# GOAL OF THE EXERCISE:
Transcribe the data that follows precisely, omitting nothing.

[Start INFORMATION SUPPLIED]

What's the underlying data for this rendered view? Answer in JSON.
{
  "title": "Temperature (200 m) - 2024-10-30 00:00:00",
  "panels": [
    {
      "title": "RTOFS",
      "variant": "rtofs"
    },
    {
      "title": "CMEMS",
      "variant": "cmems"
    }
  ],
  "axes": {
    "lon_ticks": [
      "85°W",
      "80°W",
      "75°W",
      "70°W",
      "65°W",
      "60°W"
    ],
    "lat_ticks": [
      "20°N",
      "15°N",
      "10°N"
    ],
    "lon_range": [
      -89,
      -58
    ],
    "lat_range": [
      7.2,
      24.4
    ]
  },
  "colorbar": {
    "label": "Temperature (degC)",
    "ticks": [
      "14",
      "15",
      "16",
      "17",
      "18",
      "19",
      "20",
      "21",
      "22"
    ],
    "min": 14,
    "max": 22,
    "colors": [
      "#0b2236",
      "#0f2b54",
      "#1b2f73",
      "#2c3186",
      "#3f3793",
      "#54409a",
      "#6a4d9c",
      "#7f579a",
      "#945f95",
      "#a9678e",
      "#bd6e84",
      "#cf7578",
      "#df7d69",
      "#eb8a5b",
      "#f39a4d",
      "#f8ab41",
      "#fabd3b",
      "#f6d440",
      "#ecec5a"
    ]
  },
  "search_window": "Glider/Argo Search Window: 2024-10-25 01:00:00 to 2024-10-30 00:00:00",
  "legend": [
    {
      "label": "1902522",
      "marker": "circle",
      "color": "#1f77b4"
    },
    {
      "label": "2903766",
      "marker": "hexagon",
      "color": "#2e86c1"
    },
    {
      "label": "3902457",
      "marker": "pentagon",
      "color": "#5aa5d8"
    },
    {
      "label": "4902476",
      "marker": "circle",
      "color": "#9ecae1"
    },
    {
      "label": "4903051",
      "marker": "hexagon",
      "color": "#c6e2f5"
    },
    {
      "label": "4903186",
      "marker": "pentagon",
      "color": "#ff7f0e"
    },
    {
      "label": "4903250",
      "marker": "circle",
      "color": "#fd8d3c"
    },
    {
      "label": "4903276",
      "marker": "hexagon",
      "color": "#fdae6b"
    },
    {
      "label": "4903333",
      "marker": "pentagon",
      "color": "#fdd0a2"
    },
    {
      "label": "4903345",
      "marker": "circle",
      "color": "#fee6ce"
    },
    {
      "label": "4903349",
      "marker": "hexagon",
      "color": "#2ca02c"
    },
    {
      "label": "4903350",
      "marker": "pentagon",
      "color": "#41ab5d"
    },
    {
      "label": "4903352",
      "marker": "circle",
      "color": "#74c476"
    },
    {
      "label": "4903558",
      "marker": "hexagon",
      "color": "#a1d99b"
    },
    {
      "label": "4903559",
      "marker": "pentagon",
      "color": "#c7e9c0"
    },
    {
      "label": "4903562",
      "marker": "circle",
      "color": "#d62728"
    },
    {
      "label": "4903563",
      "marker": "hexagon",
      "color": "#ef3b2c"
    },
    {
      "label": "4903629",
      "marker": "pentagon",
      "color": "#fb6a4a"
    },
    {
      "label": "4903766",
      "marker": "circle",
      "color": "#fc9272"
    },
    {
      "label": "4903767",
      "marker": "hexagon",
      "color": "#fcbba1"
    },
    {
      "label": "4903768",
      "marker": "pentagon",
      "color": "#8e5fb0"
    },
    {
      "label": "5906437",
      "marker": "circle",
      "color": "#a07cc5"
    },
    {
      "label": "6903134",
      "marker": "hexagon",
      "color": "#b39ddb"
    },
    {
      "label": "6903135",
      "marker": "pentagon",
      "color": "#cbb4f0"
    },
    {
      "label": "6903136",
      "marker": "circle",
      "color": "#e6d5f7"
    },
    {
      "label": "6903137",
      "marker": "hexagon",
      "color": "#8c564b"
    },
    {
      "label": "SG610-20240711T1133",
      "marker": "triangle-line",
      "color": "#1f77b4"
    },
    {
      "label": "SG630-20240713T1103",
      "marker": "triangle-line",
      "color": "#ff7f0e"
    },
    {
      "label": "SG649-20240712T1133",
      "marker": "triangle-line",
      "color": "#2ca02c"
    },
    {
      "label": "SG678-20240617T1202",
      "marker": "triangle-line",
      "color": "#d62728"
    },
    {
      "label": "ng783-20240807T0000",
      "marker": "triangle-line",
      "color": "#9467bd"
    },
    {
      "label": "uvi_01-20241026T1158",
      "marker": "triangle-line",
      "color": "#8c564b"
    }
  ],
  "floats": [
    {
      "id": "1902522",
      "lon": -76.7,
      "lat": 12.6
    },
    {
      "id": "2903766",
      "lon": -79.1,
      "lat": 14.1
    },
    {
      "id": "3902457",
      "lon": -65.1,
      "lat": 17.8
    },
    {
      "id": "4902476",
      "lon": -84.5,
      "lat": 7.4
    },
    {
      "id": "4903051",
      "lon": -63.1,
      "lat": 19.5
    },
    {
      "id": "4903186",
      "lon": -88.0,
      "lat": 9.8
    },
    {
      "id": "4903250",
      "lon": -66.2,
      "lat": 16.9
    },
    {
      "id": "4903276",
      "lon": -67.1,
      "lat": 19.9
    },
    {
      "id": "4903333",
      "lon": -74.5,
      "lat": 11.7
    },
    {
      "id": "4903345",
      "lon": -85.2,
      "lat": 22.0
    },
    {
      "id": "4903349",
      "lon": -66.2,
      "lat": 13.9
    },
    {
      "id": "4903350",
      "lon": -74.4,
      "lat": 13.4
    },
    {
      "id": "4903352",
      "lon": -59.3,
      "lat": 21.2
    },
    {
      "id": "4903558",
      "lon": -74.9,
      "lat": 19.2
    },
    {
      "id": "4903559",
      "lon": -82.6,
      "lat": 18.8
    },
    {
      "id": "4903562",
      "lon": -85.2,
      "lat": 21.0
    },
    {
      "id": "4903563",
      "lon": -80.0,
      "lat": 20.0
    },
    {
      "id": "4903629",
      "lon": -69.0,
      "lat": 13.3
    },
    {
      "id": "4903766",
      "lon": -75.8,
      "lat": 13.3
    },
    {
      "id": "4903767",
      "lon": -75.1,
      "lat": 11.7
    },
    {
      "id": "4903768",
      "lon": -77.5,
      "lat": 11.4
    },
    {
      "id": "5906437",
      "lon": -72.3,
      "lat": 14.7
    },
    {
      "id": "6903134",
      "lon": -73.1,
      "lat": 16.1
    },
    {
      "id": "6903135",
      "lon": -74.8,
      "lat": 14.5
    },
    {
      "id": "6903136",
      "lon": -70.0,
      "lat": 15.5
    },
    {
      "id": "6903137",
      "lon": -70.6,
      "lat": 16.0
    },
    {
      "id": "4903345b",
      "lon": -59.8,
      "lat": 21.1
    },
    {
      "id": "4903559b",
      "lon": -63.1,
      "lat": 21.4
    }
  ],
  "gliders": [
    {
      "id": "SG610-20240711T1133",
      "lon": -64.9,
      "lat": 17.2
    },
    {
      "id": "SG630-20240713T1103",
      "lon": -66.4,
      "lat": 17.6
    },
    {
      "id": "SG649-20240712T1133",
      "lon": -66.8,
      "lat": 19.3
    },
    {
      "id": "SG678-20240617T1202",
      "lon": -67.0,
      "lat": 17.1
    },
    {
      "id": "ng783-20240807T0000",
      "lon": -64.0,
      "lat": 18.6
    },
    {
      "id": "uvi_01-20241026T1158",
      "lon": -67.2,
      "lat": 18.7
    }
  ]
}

[End INFORMATION SUPPLIED]

# RESPONSE TO THE TASK:
What's the underlying data for this rendered view? Answer in JSON.
{
  "title": "Temperature (200 m) - 2024-10-30 00:00:00",
  "panels": [
    {
      "title": "RTOFS",
      "variant": "rtofs"
    },
    {
      "title": "CMEMS",
      "variant": "cmems"
    }
  ],
  "axes": {
    "lon_ticks": [
      "85°W",
      "80°W",
      "75°W",
      "70°W",
      "65°W",
      "60°W"
    ],
    "lat_ticks": [
      "20°N",
      "15°N",
      "10°N"
    ],
    "lon_range": [
      -89,
      -58
    ],
    "lat_range": [
      7.2,
      24.4
    ]
  },
  "colorbar": {
    "label": "Temperature (degC)",
    "ticks": [
      "14",
      "15",
      "16",
      "17",
      "18",
      "19",
      "20",
      "21",
      "22"
    ],
    "min": 14,
    "max": 22,
    "colors": [
      "#0b2236",
      "#0f2b54",
      "#1b2f73",
      "#2c3186",
      "#3f3793",
      "#54409a",
      "#6a4d9c",
      "#7f579a",
      "#945f95",
      "#a9678e",
      "#bd6e84",
      "#cf7578",
      "#df7d69",
      "#eb8a5b",
      "#f39a4d",
      "#f8ab41",
      "#fabd3b",
      "#f6d440",
      "#ecec5a"
    ]
  },
  "search_window": "Glider/Argo Search Window: 2024-10-25 01:00:00 to 2024-10-30 00:00:00",
  "legend": [
    {
      "label": "1902522",
      "marker": "circle",
      "color": "#1f77b4"
    },
    {
      "label": "2903766",
      "marker": "hexagon",
      "color": "#2e86c1"
    },
    {
      "label": "3902457",
      "marker": "pentagon",
      "color": "#5aa5d8"
    },
    {
      "label": "4902476",
      "marker": "circle",
      "color": "#9ecae1"
    },
    {
      "label": "4903051",
      "marker": "hexagon",
      "color": "#c6e2f5"
    },
    {
      "label": "4903186",
      "marker": "pentagon",
      "color": "#ff7f0e"
    },
    {
      "label": "4903250",
      "marker": "circle",
      "color": "#fd8d3c"
    },
    {
      "label": "4903276",
      "marker": "hexagon",
      "color": "#fdae6b"
    },
    {
      "label": "4903333",
      "marker": "pentagon",
      "color": "#fdd0a2"
    },
    {
      "label": "4903345",
      "marker": "circle",
      "color": "#fee6ce"
    },
    {
      "label": "4903349",
      "marker": "hexagon",
      "color": "#2ca02c"
    },
    {
      "label": "4903350",
      "marker": "pentagon",
      "color": "#41ab5d"
    },
    {
      "label": "4903352",
      "marker": "circle",
      "color": "#74c476"
    },
    {
      "label": "4903558",
      "marker": "hexagon",
      "color": "#a1d99b"
    },
    {
      "label": "4903559",
      "marker": "pentagon",
      "color": "#c7e9c0"
    },
    {
      "label": "4903562",
      "marker": "circle",
      "color": "#d62728"
    },
    {
      "label": "4903563",
      "marker": "hexagon",
      "color": "#ef3b2c"
    },
    {
      "label": "4903629",
      "marker": "pentagon",
      "color": "#fb6a4a"
    },
    {
      "label": "4903766",
      "marker": "circle",
      "color": "#fc9272"
    },
    {
      "label": "4903767",
      "marker": "hexagon",
      "color": "#fcbba1"
    },
    {
      "label": "4903768",
      "marker": "pentagon",
      "color": "#8e5fb0"
    },
    {
      "label": "5906437",
      "marker": "circle",
      "color": "#a07cc5"
    },
    {
      "label": "6903134",
      "marker": "hexagon",
      "color": "#b39ddb"
    },
    {
      "label": "6903135",
      "marker": "pentagon",
      "color": "#cbb4f0"
    },
    {
      "label": "6903136",
      "marker": "circle",
      "color": "#e6d5f7"
    },
    {
      "label": "6903137",
      "marker": "hexagon",
      "color": "#8c564b"
    },
    {
      "label": "SG610-20240711T1133",
      "marker": "triangle-line",
      "color": "#1f77b4"
    },
    {
      "label": "SG630-20240713T1103",
      "marker": "triangle-line",
      "color": "#ff7f0e"
    },
    {
      "label": "SG649-20240712T1133",
      "marker": "triangle-line",
      "color": "#2ca02c"
    },
    {
      "label": "SG678-20240617T1202",
      "marker": "triangle-line",
      "color": "#d62728"
    },
    {
      "label": "ng783-20240807T0000",
      "marker": "triangle-line",
      "color": "#9467bd"
    },
    {
      "label": "uvi_01-20241026T1158",
      "marker": "triangle-line",
      "color": "#8c564b"
    }
  ],
  "floats": [
    {
      "id": "1902522",
      "lon": -76.7,
      "lat": 12.6
    },
    {
      "id": "2903766",
      "lon": -79.1,
      "lat": 14.1
    },
    {
      "id": "3902457",
      "lon": -65.1,
      "lat": 17.8
    },
    {
      "id": "4902476",
      "lon": -84.5,
      "lat": 7.4
    },
    {
      "id": "4903051",
      "lon": -63.1,
      "lat": 19.5
    },
    {
      "id": "4903186",
      "lon": -88.0,
      "lat": 9.8
    },
    {
      "id": "4903250",
      "lon": -66.2,
      "lat": 16.9
    },
    {
      "id": "4903276",
      "lon": -67.1,
      "lat": 19.9
    },
    {
      "id": "4903333",
      "lon": -74.5,
      "lat": 11.7
    },
    {
      "id": "4903345",
      "lon": -85.2,
      "lat": 22.0
    },
    {
      "id": "4903349",
      "lon": -66.2,
      "lat": 13.9
    },
    {
      "id": "4903350",
      "lon": -74.4,
      "lat": 13.4
    },
    {
      "id": "4903352",
      "lon": -59.3,
      "lat": 21.2
    },
    {
      "id": "4903558",
      "lon": -74.9,
      "lat": 19.2
    },
    {
      "id": "4903559",
      "lon": -82.6,
      "lat": 18.8
    },
    {
      "id": "4903562",
      "lon": -85.2,
      "lat": 21.0
    },
    {
      "id": "4903563",
      "lon": -80.0,
      "lat": 20.0
    },
    {
      "id": "4903629",
      "lon": -69.0,
      "lat": 13.3
    },
    {
      "id": "4903766",
      "lon": -75.8,
      "lat": 13.3
    },
    {
      "id": "4903767",
      "lon": -75.1,
      "lat": 11.7
    },
    {
      "id": "4903768",
      "lon": -77.5,
      "lat": 11.4
    },
    {
      "id": "5906437",
      "lon": -72.3,
      "lat": 14.7
    },
    {
      "id": "6903134",
      "lon": -73.1,
      "lat": 16.1
    },
    {
      "id": "6903135",
      "lon": -74.8,
      "lat": 14.5
    },
    {
      "id": "6903136",
      "lon": -70.0,
      "lat": 15.5
    },
    {
      "id": "6903137",
      "lon": -70.6,
      "lat": 16.0
    },
    {
      "id": "4903345b",
      "lon": -59.8,
      "lat": 21.1
    },
    {
      "id": "4903559b",
      "lon": -63.1,
      "lat": 21.4
    }
  ],
  "gliders": [
    {
      "id": "SG610-20240711T1133",
      "lon": -64.9,
      "lat": 17.2
    },
    {
      "id": "SG630-20240713T1103",
      "lon": -66.4,
      "lat": 17.6
    },
    {
      "id": "SG649-20240712T1133",
      "lon": -66.8,
      "lat": 19.3
    },
    {
      "id": "SG678-20240617T1202",
      "lon": -67.0,
      "lat": 17.1
    },
    {
      "id": "ng783-20240807T0000",
      "lon": -64.0,
      "lat": 18.6
    },
    {
      "id": "uvi_01-20241026T1158",
      "lon": -67.2,
      "lat": 18.7
    }
  ]
}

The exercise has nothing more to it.